### Task objective
Go through the data below. Pull out every line that has the word "如图所示".

[BEGIN Data provided]

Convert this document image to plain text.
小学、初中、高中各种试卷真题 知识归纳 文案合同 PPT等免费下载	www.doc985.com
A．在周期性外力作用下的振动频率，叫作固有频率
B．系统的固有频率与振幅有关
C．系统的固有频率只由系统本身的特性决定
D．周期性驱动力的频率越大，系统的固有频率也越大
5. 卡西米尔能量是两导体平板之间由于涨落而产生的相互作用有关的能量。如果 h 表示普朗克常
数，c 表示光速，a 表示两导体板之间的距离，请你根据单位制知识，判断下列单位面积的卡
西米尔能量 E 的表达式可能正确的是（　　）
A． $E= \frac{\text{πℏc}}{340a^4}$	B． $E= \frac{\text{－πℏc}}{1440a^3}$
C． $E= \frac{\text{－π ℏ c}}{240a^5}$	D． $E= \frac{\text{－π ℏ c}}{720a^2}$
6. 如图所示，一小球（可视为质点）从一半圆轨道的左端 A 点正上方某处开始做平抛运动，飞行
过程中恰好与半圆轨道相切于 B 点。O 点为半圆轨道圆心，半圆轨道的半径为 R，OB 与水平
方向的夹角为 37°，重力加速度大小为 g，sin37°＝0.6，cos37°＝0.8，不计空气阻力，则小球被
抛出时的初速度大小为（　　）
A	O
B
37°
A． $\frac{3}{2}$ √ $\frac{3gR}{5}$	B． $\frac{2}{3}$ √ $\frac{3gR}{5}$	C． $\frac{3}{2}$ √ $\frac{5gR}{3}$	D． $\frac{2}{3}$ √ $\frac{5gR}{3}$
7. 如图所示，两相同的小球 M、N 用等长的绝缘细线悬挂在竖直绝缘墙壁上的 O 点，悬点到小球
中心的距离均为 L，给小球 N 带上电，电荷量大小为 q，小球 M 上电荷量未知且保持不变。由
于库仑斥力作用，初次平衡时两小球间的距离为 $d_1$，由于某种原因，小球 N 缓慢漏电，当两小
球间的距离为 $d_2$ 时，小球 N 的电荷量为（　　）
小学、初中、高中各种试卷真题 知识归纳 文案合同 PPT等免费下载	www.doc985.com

[END Data provided]

### Problem solution
6. 如图所示，一小球（可视为质点）从一半圆轨道的左端 A 点正上方某处开始做平抛运动，飞行
7. 如图所示，两相同的小球 M、N 用等长的绝缘细线悬挂在竖直绝缘墙壁上的 O 点，悬点到小球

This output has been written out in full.